■ **PROBLEM TO SOLVE**: Check each line of the records below for the word "Clas" and copy those where it appears.

*** PROVIDED ENTRIES

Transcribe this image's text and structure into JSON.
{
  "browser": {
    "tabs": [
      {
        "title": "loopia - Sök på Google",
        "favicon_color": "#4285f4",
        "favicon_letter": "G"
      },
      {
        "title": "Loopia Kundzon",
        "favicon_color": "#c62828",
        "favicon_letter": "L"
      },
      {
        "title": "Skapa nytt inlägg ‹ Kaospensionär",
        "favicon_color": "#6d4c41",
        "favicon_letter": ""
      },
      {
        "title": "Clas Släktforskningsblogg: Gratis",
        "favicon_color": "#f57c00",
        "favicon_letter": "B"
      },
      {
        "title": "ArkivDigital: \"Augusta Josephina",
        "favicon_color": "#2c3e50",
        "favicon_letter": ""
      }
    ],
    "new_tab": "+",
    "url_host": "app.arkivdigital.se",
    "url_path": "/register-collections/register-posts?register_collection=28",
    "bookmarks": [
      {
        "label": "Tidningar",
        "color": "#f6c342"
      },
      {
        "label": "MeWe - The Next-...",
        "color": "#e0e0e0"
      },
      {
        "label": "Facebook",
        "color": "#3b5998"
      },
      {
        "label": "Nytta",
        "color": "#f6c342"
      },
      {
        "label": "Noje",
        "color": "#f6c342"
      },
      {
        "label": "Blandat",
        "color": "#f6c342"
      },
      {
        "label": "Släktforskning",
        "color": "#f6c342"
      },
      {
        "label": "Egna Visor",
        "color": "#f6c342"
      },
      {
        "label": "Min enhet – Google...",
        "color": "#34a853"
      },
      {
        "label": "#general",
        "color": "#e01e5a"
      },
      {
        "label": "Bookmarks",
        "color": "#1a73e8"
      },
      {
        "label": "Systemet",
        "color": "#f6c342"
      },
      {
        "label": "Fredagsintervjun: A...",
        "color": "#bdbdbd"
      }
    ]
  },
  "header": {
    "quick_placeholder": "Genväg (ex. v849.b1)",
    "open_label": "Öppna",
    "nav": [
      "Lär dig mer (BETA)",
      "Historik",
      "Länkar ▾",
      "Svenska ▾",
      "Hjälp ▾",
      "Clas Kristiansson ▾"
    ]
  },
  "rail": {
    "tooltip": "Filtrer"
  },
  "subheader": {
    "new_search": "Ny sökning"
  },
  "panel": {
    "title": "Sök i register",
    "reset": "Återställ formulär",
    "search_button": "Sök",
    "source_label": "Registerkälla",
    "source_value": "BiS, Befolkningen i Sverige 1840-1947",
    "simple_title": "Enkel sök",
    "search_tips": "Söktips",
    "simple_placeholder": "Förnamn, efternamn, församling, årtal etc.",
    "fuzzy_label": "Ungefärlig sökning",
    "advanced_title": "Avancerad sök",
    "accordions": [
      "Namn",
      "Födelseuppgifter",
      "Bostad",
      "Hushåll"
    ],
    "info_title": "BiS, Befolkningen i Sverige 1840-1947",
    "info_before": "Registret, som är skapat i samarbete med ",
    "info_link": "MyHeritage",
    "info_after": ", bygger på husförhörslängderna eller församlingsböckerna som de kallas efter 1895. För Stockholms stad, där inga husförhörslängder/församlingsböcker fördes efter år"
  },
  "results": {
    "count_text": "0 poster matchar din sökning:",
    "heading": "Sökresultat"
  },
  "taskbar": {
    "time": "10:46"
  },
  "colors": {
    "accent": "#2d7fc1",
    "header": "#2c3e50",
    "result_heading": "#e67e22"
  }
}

******

■ **SOLUTION TO THIS TASK**:
        "title": "Clas Släktforskningsblogg: Gratis",
      "Clas Kristiansson ▾"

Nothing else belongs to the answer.